Instructions for the task
Return each of the rows below word for word, without changing anything.

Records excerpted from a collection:
------------------------------------------------

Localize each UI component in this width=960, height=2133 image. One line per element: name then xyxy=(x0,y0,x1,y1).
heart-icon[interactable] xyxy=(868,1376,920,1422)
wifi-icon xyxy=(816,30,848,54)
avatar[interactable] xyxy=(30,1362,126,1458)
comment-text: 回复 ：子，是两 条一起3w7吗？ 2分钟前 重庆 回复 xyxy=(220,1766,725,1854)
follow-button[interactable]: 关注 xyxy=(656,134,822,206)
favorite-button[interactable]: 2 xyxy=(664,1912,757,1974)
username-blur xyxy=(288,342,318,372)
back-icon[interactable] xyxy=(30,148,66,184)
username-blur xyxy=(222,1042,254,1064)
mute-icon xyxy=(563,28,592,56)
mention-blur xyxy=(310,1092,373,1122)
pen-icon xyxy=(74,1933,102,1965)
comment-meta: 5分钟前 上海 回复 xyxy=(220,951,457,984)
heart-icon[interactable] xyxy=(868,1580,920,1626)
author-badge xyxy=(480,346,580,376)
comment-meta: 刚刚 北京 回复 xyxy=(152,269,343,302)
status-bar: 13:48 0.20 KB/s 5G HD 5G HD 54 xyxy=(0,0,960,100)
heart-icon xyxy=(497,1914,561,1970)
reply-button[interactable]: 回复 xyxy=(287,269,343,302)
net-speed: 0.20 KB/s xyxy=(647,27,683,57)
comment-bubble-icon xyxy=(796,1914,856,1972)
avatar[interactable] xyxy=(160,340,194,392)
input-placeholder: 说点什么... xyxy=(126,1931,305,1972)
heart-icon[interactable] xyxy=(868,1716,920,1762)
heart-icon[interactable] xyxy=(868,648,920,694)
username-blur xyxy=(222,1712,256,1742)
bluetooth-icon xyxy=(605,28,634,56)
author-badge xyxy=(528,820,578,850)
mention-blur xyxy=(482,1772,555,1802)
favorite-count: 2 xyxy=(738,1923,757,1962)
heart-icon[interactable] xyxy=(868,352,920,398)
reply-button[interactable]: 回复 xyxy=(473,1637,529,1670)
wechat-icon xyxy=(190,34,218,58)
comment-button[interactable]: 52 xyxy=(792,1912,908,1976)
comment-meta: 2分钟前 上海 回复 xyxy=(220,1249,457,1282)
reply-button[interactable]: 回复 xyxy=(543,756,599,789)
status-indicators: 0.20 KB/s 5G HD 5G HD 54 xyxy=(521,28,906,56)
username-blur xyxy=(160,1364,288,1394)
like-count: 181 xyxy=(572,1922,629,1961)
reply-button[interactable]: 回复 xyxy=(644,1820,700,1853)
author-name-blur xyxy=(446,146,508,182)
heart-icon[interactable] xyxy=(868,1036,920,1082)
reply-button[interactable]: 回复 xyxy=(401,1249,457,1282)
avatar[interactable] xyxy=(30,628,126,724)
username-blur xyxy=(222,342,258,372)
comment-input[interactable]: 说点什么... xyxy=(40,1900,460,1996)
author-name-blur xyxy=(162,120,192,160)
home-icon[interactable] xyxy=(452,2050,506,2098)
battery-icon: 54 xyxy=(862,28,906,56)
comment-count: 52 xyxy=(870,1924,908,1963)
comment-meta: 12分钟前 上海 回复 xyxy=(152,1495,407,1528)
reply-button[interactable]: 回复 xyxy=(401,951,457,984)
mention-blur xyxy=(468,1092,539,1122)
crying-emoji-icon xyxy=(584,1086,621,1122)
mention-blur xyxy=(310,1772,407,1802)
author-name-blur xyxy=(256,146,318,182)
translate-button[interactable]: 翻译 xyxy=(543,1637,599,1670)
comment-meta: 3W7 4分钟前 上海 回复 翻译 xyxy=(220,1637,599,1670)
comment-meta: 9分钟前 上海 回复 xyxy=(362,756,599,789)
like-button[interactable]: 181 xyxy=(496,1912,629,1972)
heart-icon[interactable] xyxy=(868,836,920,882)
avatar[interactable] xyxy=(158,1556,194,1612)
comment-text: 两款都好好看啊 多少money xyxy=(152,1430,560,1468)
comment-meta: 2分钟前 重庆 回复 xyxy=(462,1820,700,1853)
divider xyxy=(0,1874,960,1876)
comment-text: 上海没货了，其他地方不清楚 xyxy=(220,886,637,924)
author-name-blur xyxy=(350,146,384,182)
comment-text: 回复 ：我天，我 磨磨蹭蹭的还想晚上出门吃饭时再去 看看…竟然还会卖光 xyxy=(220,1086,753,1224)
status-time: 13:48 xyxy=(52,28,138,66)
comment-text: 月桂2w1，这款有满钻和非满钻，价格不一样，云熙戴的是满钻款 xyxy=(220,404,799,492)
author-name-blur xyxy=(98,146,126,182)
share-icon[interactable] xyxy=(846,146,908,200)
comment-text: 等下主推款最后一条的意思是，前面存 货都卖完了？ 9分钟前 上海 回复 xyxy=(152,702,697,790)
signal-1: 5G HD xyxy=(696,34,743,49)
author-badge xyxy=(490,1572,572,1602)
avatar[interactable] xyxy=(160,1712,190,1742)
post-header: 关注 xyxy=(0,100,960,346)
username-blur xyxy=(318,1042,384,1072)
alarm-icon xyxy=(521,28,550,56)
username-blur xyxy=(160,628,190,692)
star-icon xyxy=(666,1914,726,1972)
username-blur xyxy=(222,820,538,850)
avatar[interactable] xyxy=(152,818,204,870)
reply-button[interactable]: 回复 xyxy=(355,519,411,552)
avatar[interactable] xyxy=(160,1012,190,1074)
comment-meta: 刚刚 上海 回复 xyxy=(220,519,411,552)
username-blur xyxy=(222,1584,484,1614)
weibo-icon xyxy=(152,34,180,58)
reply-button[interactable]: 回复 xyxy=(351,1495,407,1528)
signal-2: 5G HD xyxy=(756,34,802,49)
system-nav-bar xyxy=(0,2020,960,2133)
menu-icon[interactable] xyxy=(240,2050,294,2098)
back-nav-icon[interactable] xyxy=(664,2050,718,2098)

------------------------------------------------

Full solution
Localize each UI component in this width=960, height=2133 image. One line per element: name then xyxy=(x0,y0,x1,y1).
heart-icon[interactable] xyxy=(868,1376,920,1422)
wifi-icon xyxy=(816,30,848,54)
avatar[interactable] xyxy=(30,1362,126,1458)
comment-text: 回复 ：子，是两 条一起3w7吗？ 2分钟前 重庆 回复 xyxy=(220,1766,725,1854)
follow-button[interactable]: 关注 xyxy=(656,134,822,206)
favorite-button[interactable]: 2 xyxy=(664,1912,757,1974)
username-blur xyxy=(288,342,318,372)
back-icon[interactable] xyxy=(30,148,66,184)
username-blur xyxy=(222,1042,254,1064)
mute-icon xyxy=(563,28,592,56)
mention-blur xyxy=(310,1092,373,1122)
pen-icon xyxy=(74,1933,102,1965)
comment-meta: 5分钟前 上海 回复 xyxy=(220,951,457,984)
heart-icon[interactable] xyxy=(868,1580,920,1626)
author-badge xyxy=(480,346,580,376)
comment-meta: 刚刚 北京 回复 xyxy=(152,269,343,302)
status-bar: 13:48 0.20 KB/s 5G HD 5G HD 54 xyxy=(0,0,960,100)
heart-icon xyxy=(497,1914,561,1970)
reply-button[interactable]: 回复 xyxy=(287,269,343,302)
net-speed: 0.20 KB/s xyxy=(647,27,683,57)
comment-bubble-icon xyxy=(796,1914,856,1972)
avatar[interactable] xyxy=(160,340,194,392)
input-placeholder: 说点什么... xyxy=(126,1931,305,1972)
heart-icon[interactable] xyxy=(868,1716,920,1762)
heart-icon[interactable] xyxy=(868,648,920,694)
username-blur xyxy=(222,1712,256,1742)
bluetooth-icon xyxy=(605,28,634,56)
author-badge xyxy=(528,820,578,850)
mention-blur xyxy=(482,1772,555,1802)
favorite-count: 2 xyxy=(738,1923,757,1962)
heart-icon[interactable] xyxy=(868,352,920,398)
reply-button[interactable]: 回复 xyxy=(473,1637,529,1670)
wechat-icon xyxy=(190,34,218,58)
comment-button[interactable]: 52 xyxy=(792,1912,908,1976)
comment-meta: 2分钟前 上海 回复 xyxy=(220,1249,457,1282)
reply-button[interactable]: 回复 xyxy=(543,756,599,789)
status-indicators: 0.20 KB/s 5G HD 5G HD 54 xyxy=(521,28,906,56)
username-blur xyxy=(160,1364,288,1394)
like-count: 181 xyxy=(572,1922,629,1961)
reply-button[interactable]: 回复 xyxy=(644,1820,700,1853)
author-name-blur xyxy=(446,146,508,182)
heart-icon[interactable] xyxy=(868,1036,920,1082)
reply-button[interactable]: 回复 xyxy=(401,1249,457,1282)
avatar[interactable] xyxy=(30,628,126,724)
username-blur xyxy=(222,342,258,372)
comment-input[interactable]: 说点什么... xyxy=(40,1900,460,1996)
author-name-blur xyxy=(162,120,192,160)
home-icon[interactable] xyxy=(452,2050,506,2098)
battery-icon: 54 xyxy=(862,28,906,56)
comment-count: 52 xyxy=(870,1924,908,1963)
comment-meta: 12分钟前 上海 回复 xyxy=(152,1495,407,1528)
reply-button[interactable]: 回复 xyxy=(401,951,457,984)
mention-blur xyxy=(468,1092,539,1122)
crying-emoji-icon xyxy=(584,1086,621,1122)
mention-blur xyxy=(310,1772,407,1802)
author-name-blur xyxy=(256,146,318,182)
translate-button[interactable]: 翻译 xyxy=(543,1637,599,1670)
comment-meta: 3W7 4分钟前 上海 回复 翻译 xyxy=(220,1637,599,1670)
comment-meta: 9分钟前 上海 回复 xyxy=(362,756,599,789)
like-button[interactable]: 181 xyxy=(496,1912,629,1972)
heart-icon[interactable] xyxy=(868,836,920,882)
avatar[interactable] xyxy=(158,1556,194,1612)
comment-text: 两款都好好看啊 多少money xyxy=(152,1430,560,1468)
comment-meta: 2分钟前 重庆 回复 xyxy=(462,1820,700,1853)
divider xyxy=(0,1874,960,1876)
comment-text: 上海没货了，其他地方不清楚 xyxy=(220,886,637,924)
author-name-blur xyxy=(350,146,384,182)
comment-text: 回复 ：我天，我 磨磨蹭蹭的还想晚上出门吃饭时再去 看看…竟然还会卖光 xyxy=(220,1086,753,1224)
status-time: 13:48 xyxy=(52,28,138,66)
comment-text: 月桂2w1，这款有满钻和非满钻，价格不一样，云熙戴的是满钻款 xyxy=(220,404,799,492)
author-name-blur xyxy=(98,146,126,182)
share-icon[interactable] xyxy=(846,146,908,200)
comment-text: 等下主推款最后一条的意思是，前面存 货都卖完了？ 9分钟前 上海 回复 xyxy=(152,702,697,790)
signal-1: 5G HD xyxy=(696,34,743,49)
author-badge xyxy=(490,1572,572,1602)
avatar[interactable] xyxy=(160,1712,190,1742)
post-header: 关注 xyxy=(0,100,960,346)
username-blur xyxy=(318,1042,384,1072)
alarm-icon xyxy=(521,28,550,56)
username-blur xyxy=(160,628,190,692)
star-icon xyxy=(666,1914,726,1972)
username-blur xyxy=(222,820,538,850)
avatar[interactable] xyxy=(152,818,204,870)
reply-button[interactable]: 回复 xyxy=(355,519,411,552)
avatar[interactable] xyxy=(160,1012,190,1074)
comment-meta: 刚刚 上海 回复 xyxy=(220,519,411,552)
username-blur xyxy=(222,1584,484,1614)
weibo-icon xyxy=(152,34,180,58)
reply-button[interactable]: 回复 xyxy=(351,1495,407,1528)
signal-2: 5G HD xyxy=(756,34,802,49)
system-nav-bar xyxy=(0,2020,960,2133)
menu-icon[interactable] xyxy=(240,2050,294,2098)
back-nav-icon[interactable] xyxy=(664,2050,718,2098)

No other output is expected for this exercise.